Extracted material:
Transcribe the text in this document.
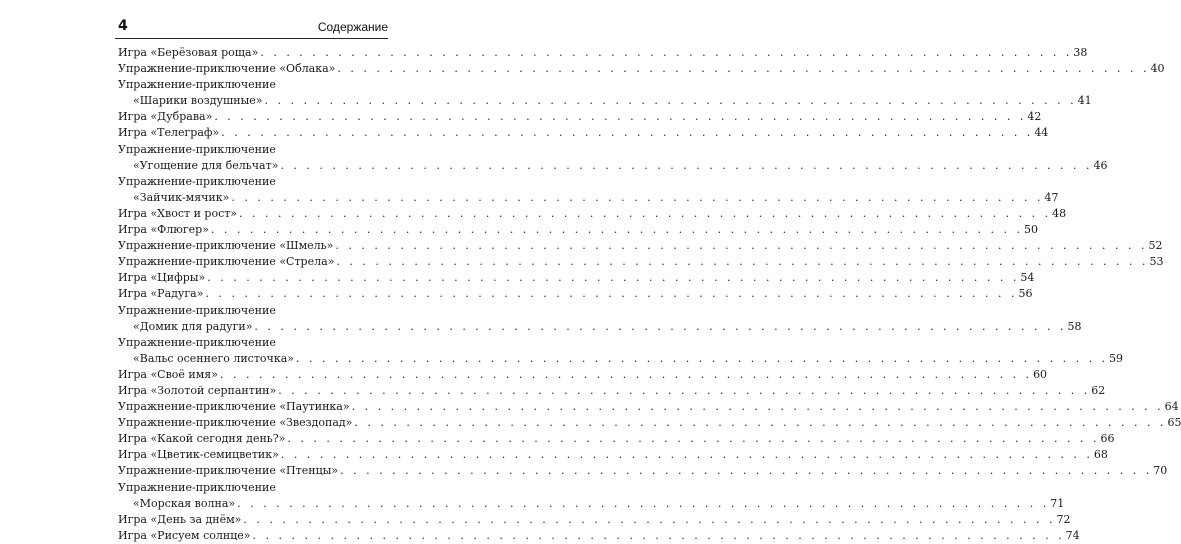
4	Содержание
Игра «Берёзовая роща» . . .	38
Упражнение-приключение «Облака» . . .	40
Упражнение-приключение
«Шарики воздушные» . . .	41
Игра «Дубрава» . . .	42
Игра «Телеграф» . . .	44
Упражнение-приключение
«Угощение для бельчат» . . .	46
Упражнение-приключение
«Зайчик-мячик» . . .	47
Игра «Хвост и рост» . . .	48
Игра «Флюгер» . . .	50
Упражнение-приключение «Шмель» . . .	52
Упражнение-приключение «Стрела» . . .	53
Игра «Цифры» . . .	54
Игра «Радуга» . . .	56
Упражнение-приключение
«Домик для радуги» . . .	58
Упражнение-приключение
«Вальс осеннего листочка» . . .	59
Игра «Своё имя» . . .	60
Игра «Золотой серпантин» . . .	62
Упражнение-приключение «Паутинка» . . .	64
Упражнение-приключение «Звездопад» . . .	65
Игра «Какой сегодня день?» . . .	66
Игра «Цветик-семицветик» . . .	68
Упражнение-приключение «Птенцы» . . .	70
Упражнение-приключение
«Морская волна» . . .	71
Игра «День за днём» . . .	72
Игра «Рисуем солнце» . . .	74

What you should do:
Write every entry out again exactly, dropping the pictures.

Solution for this task:
Transcribe the text in this document.
4	Содержание
Игра «Берёзовая роща» . . .	38
Упражнение-приключение «Облака» . . .	40
Упражнение-приключение
«Шарики воздушные» . . .	41
Игра «Дубрава» . . .	42
Игра «Телеграф» . . .	44
Упражнение-приключение
«Угощение для бельчат» . . .	46
Упражнение-приключение
«Зайчик-мячик» . . .	47
Игра «Хвост и рост» . . .	48
Игра «Флюгер» . . .	50
Упражнение-приключение «Шмель» . . .	52
Упражнение-приключение «Стрела» . . .	53
Игра «Цифры» . . .	54
Игра «Радуга» . . .	56
Упражнение-приключение
«Домик для радуги» . . .	58
Упражнение-приключение
«Вальс осеннего листочка» . . .	59
Игра «Своё имя» . . .	60
Игра «Золотой серпантин» . . .	62
Упражнение-приключение «Паутинка» . . .	64
Упражнение-приключение «Звездопад» . . .	65
Игра «Какой сегодня день?» . . .	66
Игра «Цветик-семицветик» . . .	68
Упражнение-приключение «Птенцы» . . .	70
Упражнение-приключение
«Морская волна» . . .	71
Игра «День за днём» . . .	72
Игра «Рисуем солнце» . . .	74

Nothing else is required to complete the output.